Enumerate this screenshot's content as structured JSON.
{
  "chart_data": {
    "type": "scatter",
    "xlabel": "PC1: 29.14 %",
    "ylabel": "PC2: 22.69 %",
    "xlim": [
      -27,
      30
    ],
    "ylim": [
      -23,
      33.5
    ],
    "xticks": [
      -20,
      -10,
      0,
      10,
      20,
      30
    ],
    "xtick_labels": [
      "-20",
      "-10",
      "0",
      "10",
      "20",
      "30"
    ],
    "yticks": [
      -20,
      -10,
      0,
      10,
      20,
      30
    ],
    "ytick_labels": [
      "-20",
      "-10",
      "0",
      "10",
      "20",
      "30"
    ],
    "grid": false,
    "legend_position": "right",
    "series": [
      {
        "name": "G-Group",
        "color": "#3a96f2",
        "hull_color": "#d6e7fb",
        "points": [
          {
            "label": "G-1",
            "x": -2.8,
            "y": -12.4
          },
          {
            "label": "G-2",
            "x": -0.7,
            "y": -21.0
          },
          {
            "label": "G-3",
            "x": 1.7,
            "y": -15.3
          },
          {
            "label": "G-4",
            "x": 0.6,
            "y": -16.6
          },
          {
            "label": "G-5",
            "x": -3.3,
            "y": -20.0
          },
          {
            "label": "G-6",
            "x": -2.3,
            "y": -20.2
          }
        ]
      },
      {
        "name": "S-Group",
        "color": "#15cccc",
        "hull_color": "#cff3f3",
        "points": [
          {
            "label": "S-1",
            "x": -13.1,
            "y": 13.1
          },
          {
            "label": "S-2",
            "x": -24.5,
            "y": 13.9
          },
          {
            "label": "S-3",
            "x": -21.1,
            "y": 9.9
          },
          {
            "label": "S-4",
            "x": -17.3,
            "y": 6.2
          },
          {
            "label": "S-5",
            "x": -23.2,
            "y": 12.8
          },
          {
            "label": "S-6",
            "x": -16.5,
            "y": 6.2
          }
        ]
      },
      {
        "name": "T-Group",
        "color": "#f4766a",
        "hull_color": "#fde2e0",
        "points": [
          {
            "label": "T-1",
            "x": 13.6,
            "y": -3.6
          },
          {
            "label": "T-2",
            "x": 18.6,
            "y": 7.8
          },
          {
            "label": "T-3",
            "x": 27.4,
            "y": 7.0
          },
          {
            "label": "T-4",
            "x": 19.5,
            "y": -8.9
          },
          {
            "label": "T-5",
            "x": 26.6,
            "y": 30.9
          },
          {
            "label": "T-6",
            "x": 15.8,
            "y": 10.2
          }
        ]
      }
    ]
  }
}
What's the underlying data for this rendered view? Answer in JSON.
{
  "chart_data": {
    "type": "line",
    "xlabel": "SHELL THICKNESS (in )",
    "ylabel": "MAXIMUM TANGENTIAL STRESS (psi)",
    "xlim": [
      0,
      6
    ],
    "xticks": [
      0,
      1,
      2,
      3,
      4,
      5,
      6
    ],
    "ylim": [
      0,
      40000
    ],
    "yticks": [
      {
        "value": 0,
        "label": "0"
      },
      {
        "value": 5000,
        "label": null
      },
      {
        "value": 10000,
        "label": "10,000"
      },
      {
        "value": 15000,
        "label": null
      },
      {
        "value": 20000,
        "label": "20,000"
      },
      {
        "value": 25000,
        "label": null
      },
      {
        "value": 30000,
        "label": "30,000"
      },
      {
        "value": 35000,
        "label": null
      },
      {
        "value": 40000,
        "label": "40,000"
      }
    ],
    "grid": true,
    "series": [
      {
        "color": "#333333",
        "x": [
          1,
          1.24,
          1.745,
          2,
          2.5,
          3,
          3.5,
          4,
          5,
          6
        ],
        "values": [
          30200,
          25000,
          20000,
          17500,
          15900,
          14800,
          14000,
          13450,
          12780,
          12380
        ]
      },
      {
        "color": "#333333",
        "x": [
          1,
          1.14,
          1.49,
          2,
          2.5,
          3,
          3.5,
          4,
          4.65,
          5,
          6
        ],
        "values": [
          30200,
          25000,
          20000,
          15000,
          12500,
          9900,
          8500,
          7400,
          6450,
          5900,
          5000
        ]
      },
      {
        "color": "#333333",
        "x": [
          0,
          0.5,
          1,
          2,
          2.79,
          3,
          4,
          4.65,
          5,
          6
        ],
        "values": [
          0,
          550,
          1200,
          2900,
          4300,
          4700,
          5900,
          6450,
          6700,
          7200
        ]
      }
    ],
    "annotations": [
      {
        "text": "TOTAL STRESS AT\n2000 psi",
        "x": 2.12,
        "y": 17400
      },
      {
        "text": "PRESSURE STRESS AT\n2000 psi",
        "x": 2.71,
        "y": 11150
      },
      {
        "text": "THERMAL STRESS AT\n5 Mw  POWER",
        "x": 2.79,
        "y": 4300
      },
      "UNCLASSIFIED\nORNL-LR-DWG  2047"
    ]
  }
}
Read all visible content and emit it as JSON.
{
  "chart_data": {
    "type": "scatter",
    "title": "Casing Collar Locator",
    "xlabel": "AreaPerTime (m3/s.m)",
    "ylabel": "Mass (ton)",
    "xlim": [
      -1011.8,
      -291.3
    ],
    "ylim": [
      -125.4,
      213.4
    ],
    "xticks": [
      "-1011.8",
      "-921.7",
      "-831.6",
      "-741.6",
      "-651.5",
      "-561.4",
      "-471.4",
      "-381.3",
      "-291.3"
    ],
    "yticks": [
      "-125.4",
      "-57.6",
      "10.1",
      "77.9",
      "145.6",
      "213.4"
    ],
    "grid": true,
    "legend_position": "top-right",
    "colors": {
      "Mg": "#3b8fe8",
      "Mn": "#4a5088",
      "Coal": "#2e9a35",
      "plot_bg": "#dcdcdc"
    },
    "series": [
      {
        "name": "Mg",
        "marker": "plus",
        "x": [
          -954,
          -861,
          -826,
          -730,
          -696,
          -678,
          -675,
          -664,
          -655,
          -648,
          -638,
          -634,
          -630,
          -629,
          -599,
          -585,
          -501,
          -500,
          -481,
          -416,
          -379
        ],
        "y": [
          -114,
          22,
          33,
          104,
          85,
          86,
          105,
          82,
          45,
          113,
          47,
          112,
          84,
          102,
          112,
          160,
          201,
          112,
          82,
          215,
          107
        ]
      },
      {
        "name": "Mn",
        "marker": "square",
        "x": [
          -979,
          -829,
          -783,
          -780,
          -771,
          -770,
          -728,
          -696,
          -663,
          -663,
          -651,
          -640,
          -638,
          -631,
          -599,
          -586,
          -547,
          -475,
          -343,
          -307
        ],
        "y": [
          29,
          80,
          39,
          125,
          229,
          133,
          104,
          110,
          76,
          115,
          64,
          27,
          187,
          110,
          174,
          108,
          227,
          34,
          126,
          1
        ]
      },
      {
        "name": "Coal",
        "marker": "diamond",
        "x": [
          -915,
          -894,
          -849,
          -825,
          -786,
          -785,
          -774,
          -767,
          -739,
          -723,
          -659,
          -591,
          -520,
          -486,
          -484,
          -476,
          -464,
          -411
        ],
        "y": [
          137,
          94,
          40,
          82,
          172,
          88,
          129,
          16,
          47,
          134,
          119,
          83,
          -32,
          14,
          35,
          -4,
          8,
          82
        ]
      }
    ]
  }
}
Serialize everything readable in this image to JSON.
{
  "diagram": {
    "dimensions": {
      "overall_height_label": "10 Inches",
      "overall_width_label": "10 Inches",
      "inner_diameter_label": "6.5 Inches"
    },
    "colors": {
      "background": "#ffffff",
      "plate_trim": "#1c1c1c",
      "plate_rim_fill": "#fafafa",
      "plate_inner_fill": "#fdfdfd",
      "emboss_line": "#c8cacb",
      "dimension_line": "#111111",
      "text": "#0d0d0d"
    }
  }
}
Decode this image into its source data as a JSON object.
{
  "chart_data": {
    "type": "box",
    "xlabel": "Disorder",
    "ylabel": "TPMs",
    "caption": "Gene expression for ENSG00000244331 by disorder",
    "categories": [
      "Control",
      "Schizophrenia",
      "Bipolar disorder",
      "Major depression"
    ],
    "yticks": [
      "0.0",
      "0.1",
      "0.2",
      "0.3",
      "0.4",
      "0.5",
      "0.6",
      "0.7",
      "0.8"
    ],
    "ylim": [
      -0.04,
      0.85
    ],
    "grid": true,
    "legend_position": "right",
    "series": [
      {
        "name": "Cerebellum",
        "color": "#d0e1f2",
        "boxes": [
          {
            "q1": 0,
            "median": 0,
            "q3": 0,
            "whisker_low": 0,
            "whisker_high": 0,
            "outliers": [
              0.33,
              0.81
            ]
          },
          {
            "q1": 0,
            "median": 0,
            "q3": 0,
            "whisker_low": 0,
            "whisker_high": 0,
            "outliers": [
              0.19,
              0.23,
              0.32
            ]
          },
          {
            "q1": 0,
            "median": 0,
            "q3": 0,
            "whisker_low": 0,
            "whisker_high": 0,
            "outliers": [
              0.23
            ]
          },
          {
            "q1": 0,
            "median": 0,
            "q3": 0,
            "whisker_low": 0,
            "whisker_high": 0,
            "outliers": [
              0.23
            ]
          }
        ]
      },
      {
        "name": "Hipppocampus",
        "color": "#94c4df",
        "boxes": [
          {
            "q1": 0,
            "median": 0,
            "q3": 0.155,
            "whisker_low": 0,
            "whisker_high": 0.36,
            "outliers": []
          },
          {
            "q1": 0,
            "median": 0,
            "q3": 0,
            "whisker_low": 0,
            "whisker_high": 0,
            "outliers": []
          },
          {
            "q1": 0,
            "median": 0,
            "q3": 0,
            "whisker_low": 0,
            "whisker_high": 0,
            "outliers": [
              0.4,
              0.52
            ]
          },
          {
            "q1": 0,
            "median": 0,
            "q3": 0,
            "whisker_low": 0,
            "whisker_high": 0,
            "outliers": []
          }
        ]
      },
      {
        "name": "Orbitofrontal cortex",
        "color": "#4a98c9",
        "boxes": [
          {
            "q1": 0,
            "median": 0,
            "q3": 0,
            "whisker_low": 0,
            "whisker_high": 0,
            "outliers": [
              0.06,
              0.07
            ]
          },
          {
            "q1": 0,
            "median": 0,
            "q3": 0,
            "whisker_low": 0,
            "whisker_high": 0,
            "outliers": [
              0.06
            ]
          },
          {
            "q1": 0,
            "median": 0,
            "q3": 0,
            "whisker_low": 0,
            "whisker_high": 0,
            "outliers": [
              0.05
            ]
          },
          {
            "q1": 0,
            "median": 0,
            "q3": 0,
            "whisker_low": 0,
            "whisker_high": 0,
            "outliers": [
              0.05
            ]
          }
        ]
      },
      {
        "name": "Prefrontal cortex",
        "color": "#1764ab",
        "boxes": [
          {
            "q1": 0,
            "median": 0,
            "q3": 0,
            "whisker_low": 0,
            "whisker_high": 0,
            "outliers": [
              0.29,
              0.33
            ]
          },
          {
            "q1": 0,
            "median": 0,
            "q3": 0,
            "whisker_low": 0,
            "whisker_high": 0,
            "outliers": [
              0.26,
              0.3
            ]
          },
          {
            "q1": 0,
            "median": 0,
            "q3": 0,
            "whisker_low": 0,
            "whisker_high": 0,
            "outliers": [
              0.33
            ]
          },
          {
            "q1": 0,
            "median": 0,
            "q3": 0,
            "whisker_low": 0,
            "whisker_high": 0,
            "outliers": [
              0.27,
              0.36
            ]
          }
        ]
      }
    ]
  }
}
—————
> _WHAT YOU SHOULD DO_:
Scan the lines for the string "type". Pick out every line that has it.

> _TASK SOLUTION_:
    "type": "scatter",
    "type": "line",
    "type": "scatter",
    "type": "box",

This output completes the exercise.